* _Stated problem_:
Copy out all the records exactly.

* _Stored entries_:
^^^^

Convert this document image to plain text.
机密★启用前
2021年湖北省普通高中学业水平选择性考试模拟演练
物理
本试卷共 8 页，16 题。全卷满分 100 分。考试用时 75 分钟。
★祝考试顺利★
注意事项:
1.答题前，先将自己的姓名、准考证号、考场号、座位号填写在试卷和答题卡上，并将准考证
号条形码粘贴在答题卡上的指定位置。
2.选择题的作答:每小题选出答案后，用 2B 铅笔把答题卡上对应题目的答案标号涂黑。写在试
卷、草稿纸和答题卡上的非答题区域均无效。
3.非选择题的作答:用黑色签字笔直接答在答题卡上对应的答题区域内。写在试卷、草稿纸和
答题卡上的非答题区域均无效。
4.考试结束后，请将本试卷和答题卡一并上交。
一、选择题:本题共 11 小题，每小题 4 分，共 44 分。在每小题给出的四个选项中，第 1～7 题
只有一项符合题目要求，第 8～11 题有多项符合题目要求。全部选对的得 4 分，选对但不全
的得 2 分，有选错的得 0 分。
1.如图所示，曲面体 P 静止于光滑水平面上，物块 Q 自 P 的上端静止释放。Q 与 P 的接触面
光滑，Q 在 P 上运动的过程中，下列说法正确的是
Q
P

^^^^

* _Reply_:
Convert this document image to plain text.
机密★启用前
2021年湖北省普通高中学业水平选择性考试模拟演练
物理
本试卷共 8 页，16 题。全卷满分 100 分。考试用时 75 分钟。
★祝考试顺利★
注意事项:
1.答题前，先将自己的姓名、准考证号、考场号、座位号填写在试卷和答题卡上，并将准考证
号条形码粘贴在答题卡上的指定位置。
2.选择题的作答:每小题选出答案后，用 2B 铅笔把答题卡上对应题目的答案标号涂黑。写在试
卷、草稿纸和答题卡上的非答题区域均无效。
3.非选择题的作答:用黑色签字笔直接答在答题卡上对应的答题区域内。写在试卷、草稿纸和
答题卡上的非答题区域均无效。
4.考试结束后，请将本试卷和答题卡一并上交。
一、选择题:本题共 11 小题，每小题 4 分，共 44 分。在每小题给出的四个选项中，第 1～7 题
只有一项符合题目要求，第 8～11 题有多项符合题目要求。全部选对的得 4 分，选对但不全
的得 2 分，有选错的得 0 分。
1.如图所示，曲面体 P 静止于光滑水平面上，物块 Q 自 P 的上端静止释放。Q 与 P 的接触面
光滑，Q 在 P 上运动的过程中，下列说法正确的是
Q
P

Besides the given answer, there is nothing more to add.